> **RECORDS SUPPLIED**:

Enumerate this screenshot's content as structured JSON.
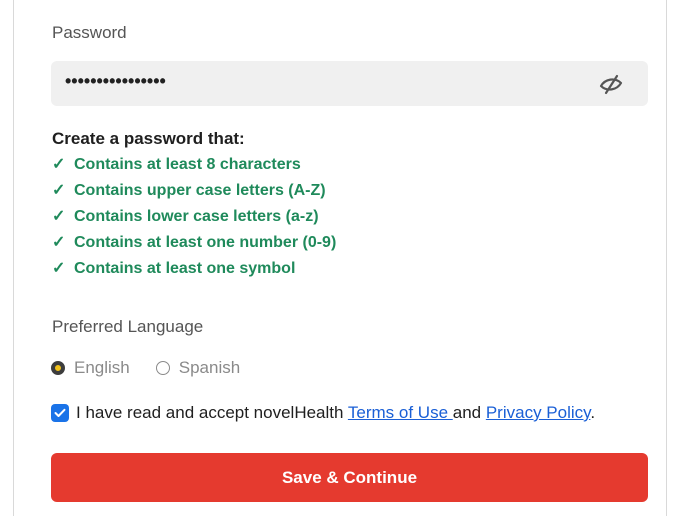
{
  "password": {
    "label": "Password",
    "value": "••••••••••••••••",
    "toggle_icon": "eye-slash-icon"
  },
  "requirements": {
    "heading": "Create a password that:",
    "check_mark": "✓",
    "items": [
      "Contains at least 8 characters",
      "Contains upper case letters (A-Z)",
      "Contains lower case letters (a-z)",
      "Contains at least one number (0-9)",
      "Contains at least one symbol"
    ],
    "color": "#1f8a5b"
  },
  "language": {
    "label": "Preferred Language",
    "options": [
      {
        "label": "English",
        "selected": true
      },
      {
        "label": "Spanish",
        "selected": false
      }
    ]
  },
  "terms": {
    "checked": true,
    "text_before": "I have read and accept novelHealth ",
    "terms_link": "Terms of Use ",
    "text_middle": "and ",
    "privacy_link": "Privacy Policy",
    "text_after": "."
  },
  "save_button": {
    "label": "Save & Continue",
    "color": "#e53a2f"
  }
}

> **EXERCISE TASK**:
Report the number of lines in the listing where the string "label" appears, and nothing besides.

> **RESULT OF THIS EXERCISE**:
5